**What this task involves**
Locate the lines that hold the string "Tieko". Copy every such line.

[Records contained in a dataset]
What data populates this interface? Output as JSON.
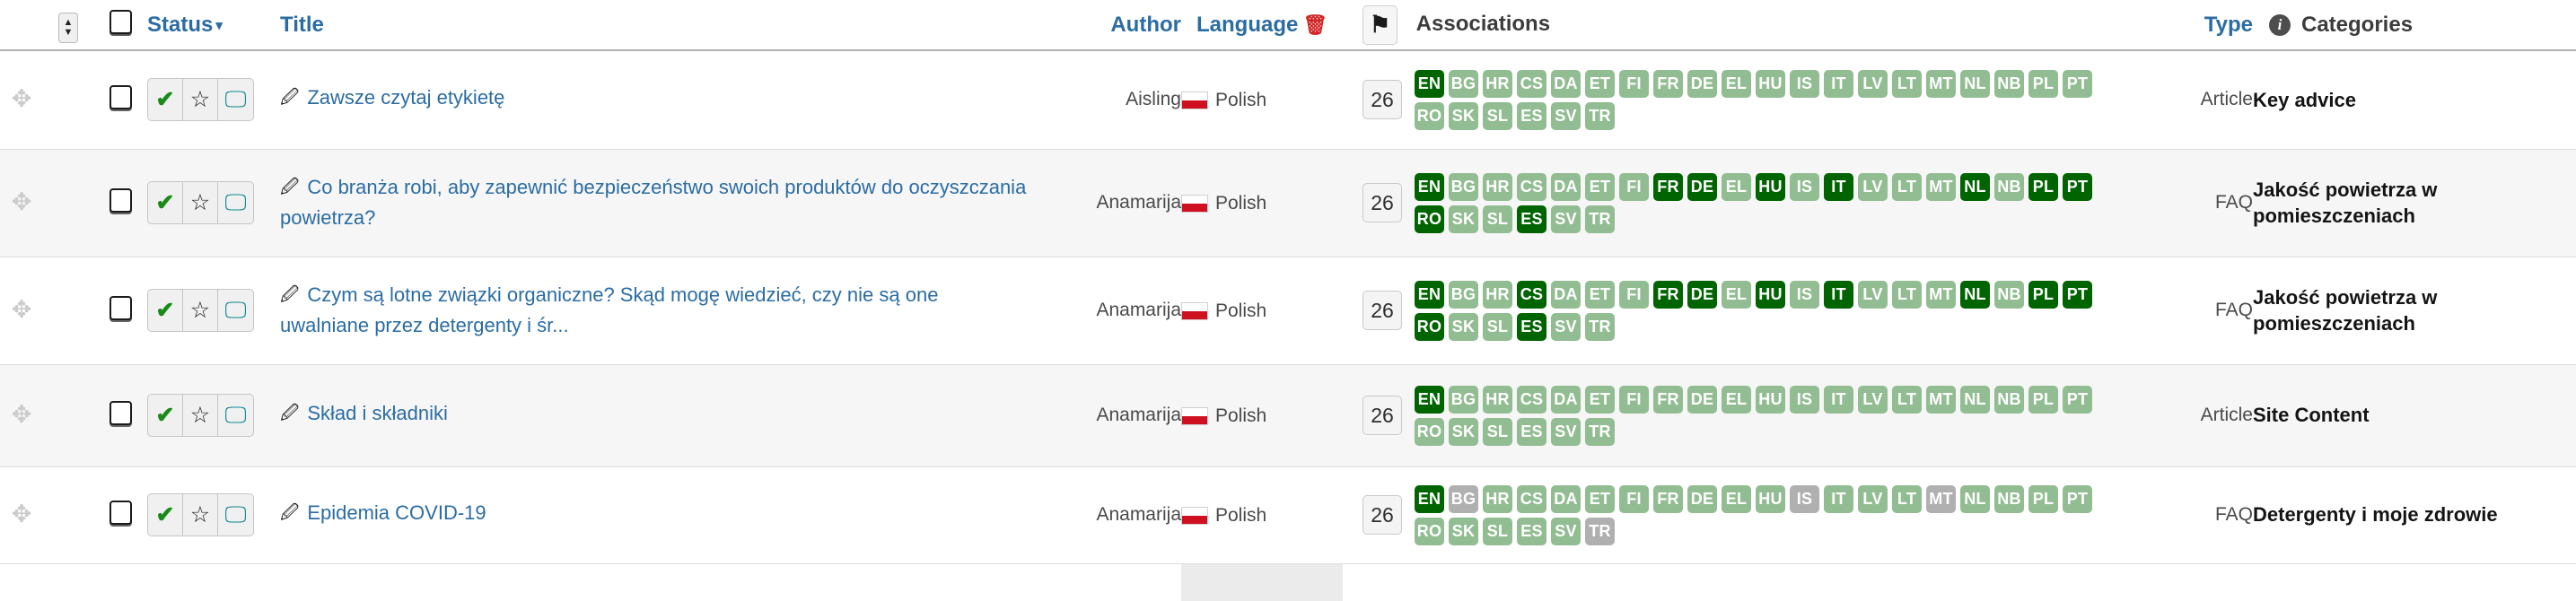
{
  "header": {
    "info_icon_top": "info-icon",
    "sort_control": "sort-toggle",
    "select_all": "select-all-checkbox",
    "columns": {
      "status": "Status",
      "status_caret": "▾",
      "title": "Title",
      "author": "Author",
      "language": "Language",
      "language_trash": "trash-icon",
      "flag_button": "⚑",
      "associations": "Associations",
      "type": "Type",
      "type_info": "info-icon",
      "categories": "Categories"
    }
  },
  "language_codes_row1": [
    "EN",
    "BG",
    "HR",
    "CS",
    "DA",
    "ET",
    "FI",
    "FR",
    "DE",
    "EL",
    "HU",
    "IS",
    "IT",
    "LV",
    "LT"
  ],
  "language_codes_row2": [
    "MT",
    "NL",
    "NB",
    "PL",
    "PT",
    "RO",
    "SK",
    "SL",
    "ES",
    "SV",
    "TR"
  ],
  "colors": {
    "link": "#2b6ca3",
    "chip_on": "#006400",
    "chip_off": "#92bd92",
    "chip_na": "#b0b0b0",
    "check_green": "#1a8a1a",
    "screen_teal": "#0f8a91",
    "trash_red": "#d32525",
    "lang_column_bg": "#ebebeb"
  },
  "rows": [
    {
      "drag": "⤧",
      "status": {
        "approved": "✔",
        "star": "☆",
        "screen": "🖵"
      },
      "edit": "✎",
      "title": "Zawsze czytaj etykietę",
      "author": "Aisling",
      "language": "Polish",
      "assoc_count": "26",
      "chips": {
        "EN": "on",
        "BG": "off",
        "HR": "off",
        "CS": "off",
        "DA": "off",
        "ET": "off",
        "FI": "off",
        "FR": "off",
        "DE": "off",
        "EL": "off",
        "HU": "off",
        "IS": "off",
        "IT": "off",
        "LV": "off",
        "LT": "off",
        "MT": "off",
        "NL": "off",
        "NB": "off",
        "PL": "off",
        "PT": "off",
        "RO": "off",
        "SK": "off",
        "SL": "off",
        "ES": "off",
        "SV": "off",
        "TR": "off"
      },
      "type": "Article",
      "category": "Key advice"
    },
    {
      "drag": "⤧",
      "status": {
        "approved": "✔",
        "star": "☆",
        "screen": "🖵"
      },
      "edit": "✎",
      "title": "Co branża robi, aby zapewnić bezpieczeństwo swoich produktów do oczyszczania powietrza?",
      "author": "Anamarija",
      "language": "Polish",
      "assoc_count": "26",
      "chips": {
        "EN": "on",
        "BG": "off",
        "HR": "off",
        "CS": "off",
        "DA": "off",
        "ET": "off",
        "FI": "off",
        "FR": "on",
        "DE": "on",
        "EL": "off",
        "HU": "on",
        "IS": "off",
        "IT": "on",
        "LV": "off",
        "LT": "off",
        "MT": "off",
        "NL": "on",
        "NB": "off",
        "PL": "on",
        "PT": "on",
        "RO": "on",
        "SK": "off",
        "SL": "off",
        "ES": "on",
        "SV": "off",
        "TR": "off"
      },
      "type": "FAQ",
      "category": "Jakość powietrza w pomieszczeniach"
    },
    {
      "drag": "⤧",
      "status": {
        "approved": "✔",
        "star": "☆",
        "screen": "🖵"
      },
      "edit": "✎",
      "title": "Czym są lotne związki organiczne? Skąd mogę wiedzieć, czy nie są one uwalniane przez detergenty i śr...",
      "author": "Anamarija",
      "language": "Polish",
      "assoc_count": "26",
      "chips": {
        "EN": "on",
        "BG": "off",
        "HR": "off",
        "CS": "on",
        "DA": "off",
        "ET": "off",
        "FI": "off",
        "FR": "on",
        "DE": "on",
        "EL": "off",
        "HU": "on",
        "IS": "off",
        "IT": "on",
        "LV": "off",
        "LT": "off",
        "MT": "off",
        "NL": "on",
        "NB": "off",
        "PL": "on",
        "PT": "on",
        "RO": "on",
        "SK": "off",
        "SL": "off",
        "ES": "on",
        "SV": "off",
        "TR": "off"
      },
      "type": "FAQ",
      "category": "Jakość powietrza w pomieszczeniach"
    },
    {
      "drag": "⤧",
      "status": {
        "approved": "✔",
        "star": "☆",
        "screen": "🖵"
      },
      "edit": "✎",
      "title": "Skład i składniki",
      "author": "Anamarija",
      "language": "Polish",
      "assoc_count": "26",
      "chips": {
        "EN": "on",
        "BG": "off",
        "HR": "off",
        "CS": "off",
        "DA": "off",
        "ET": "off",
        "FI": "off",
        "FR": "off",
        "DE": "off",
        "EL": "off",
        "HU": "off",
        "IS": "off",
        "IT": "off",
        "LV": "off",
        "LT": "off",
        "MT": "off",
        "NL": "off",
        "NB": "off",
        "PL": "off",
        "PT": "off",
        "RO": "off",
        "SK": "off",
        "SL": "off",
        "ES": "off",
        "SV": "off",
        "TR": "off"
      },
      "type": "Article",
      "category": "Site Content"
    },
    {
      "drag": "⤧",
      "status": {
        "approved": "✔",
        "star": "☆",
        "screen": "🖵"
      },
      "edit": "✎",
      "title": "Epidemia COVID-19",
      "author": "Anamarija",
      "language": "Polish",
      "assoc_count": "26",
      "chips": {
        "EN": "on",
        "BG": "na",
        "HR": "off",
        "CS": "off",
        "DA": "off",
        "ET": "off",
        "FI": "off",
        "FR": "off",
        "DE": "off",
        "EL": "off",
        "HU": "off",
        "IS": "na",
        "IT": "off",
        "LV": "off",
        "LT": "off",
        "MT": "na",
        "NL": "off",
        "NB": "off",
        "PL": "off",
        "PT": "off",
        "RO": "off",
        "SK": "off",
        "SL": "off",
        "ES": "off",
        "SV": "off",
        "TR": "na"
      },
      "type": "FAQ",
      "category": "Detergenty i moje zdrowie"
    }
  ]
}
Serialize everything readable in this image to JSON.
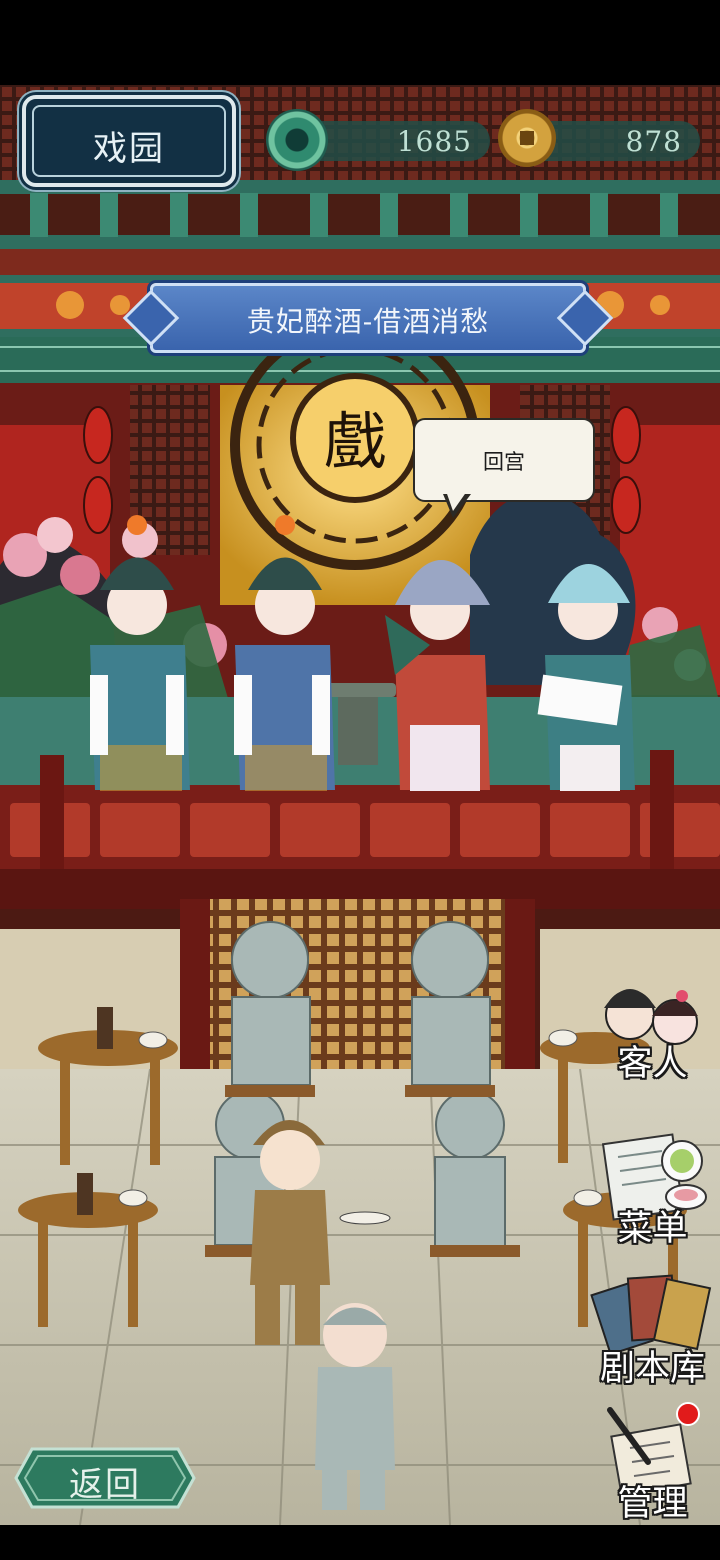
{
  "header": {
    "title": "戏园",
    "jade_amount": "1685",
    "coin_amount": "878"
  },
  "play_banner": "贵妃醉酒-借酒消愁",
  "stage": {
    "sign_char": "戲",
    "speech_bubble": "回宫"
  },
  "side_menu": [
    {
      "key": "guests",
      "label": "客人",
      "icon": "guests-portrait-icon"
    },
    {
      "key": "menu",
      "label": "菜单",
      "icon": "dishes-menu-icon"
    },
    {
      "key": "scripts",
      "label": "剧本库",
      "icon": "script-cards-icon"
    },
    {
      "key": "manage",
      "label": "管理",
      "icon": "scroll-brush-icon",
      "has_notification": true
    }
  ],
  "back_button": "返回",
  "colors": {
    "jade": "#2f8a6f",
    "stage_red": "#8e1f1b",
    "banner_blue": "#3a64ad",
    "notification": "#e11b1b"
  }
}
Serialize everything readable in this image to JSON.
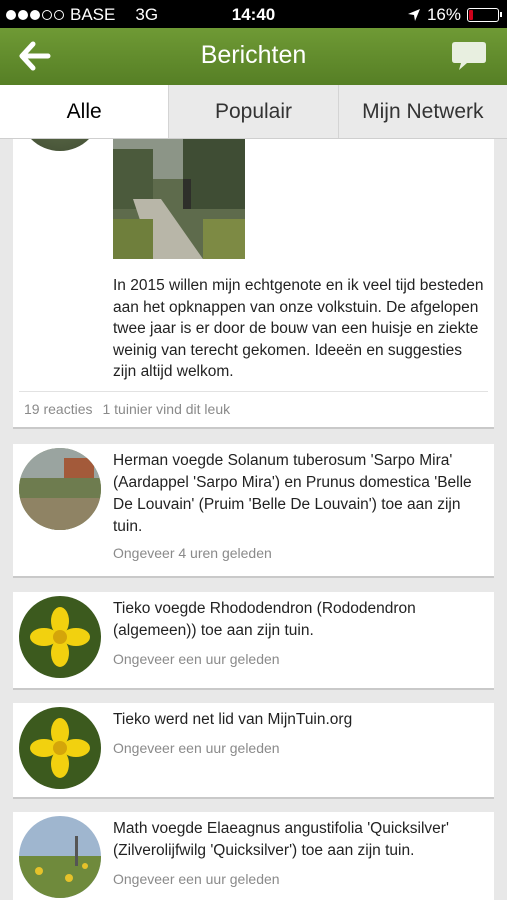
{
  "status": {
    "carrier": "BASE",
    "network": "3G",
    "time": "14:40",
    "battery": "16%",
    "battery_level": 0.16
  },
  "nav": {
    "title": "Berichten"
  },
  "tabs": [
    {
      "label": "Alle",
      "active": true
    },
    {
      "label": "Populair",
      "active": false
    },
    {
      "label": "Mijn Netwerk",
      "active": false
    }
  ],
  "post": {
    "text": "In 2015 willen mijn echtgenote en ik veel tijd besteden aan het opknappen van onze volkstuin. De afgelopen twee jaar is er door de bouw van een huisje en ziekte weinig van terecht gekomen. Ideeën en suggesties zijn altijd welkom.",
    "reactions": "19 reacties",
    "likes": "1 tuinier vind dit leuk"
  },
  "activities": [
    {
      "text": "Herman voegde Solanum tuberosum 'Sarpo Mira' (Aardappel 'Sarpo Mira') en Prunus domestica 'Belle De Louvain' (Pruim 'Belle De Louvain') toe aan zijn tuin.",
      "time": "Ongeveer 4 uren geleden"
    },
    {
      "text": "Tieko voegde Rhododendron (Rododendron (algemeen)) toe aan zijn tuin.",
      "time": "Ongeveer een uur geleden"
    },
    {
      "text": "Tieko werd net lid van MijnTuin.org",
      "time": "Ongeveer een uur geleden"
    },
    {
      "text": "Math voegde Elaeagnus angustifolia 'Quicksilver' (Zilverolijfwilg 'Quicksilver') toe aan zijn tuin.",
      "time": "Ongeveer een uur geleden"
    }
  ]
}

**Solution**
      "text": "Tieko voegde Rhododendron (Rododendron (algemeen)) toe aan zijn tuin.",
      "text": "Tieko werd net lid van MijnTuin.org",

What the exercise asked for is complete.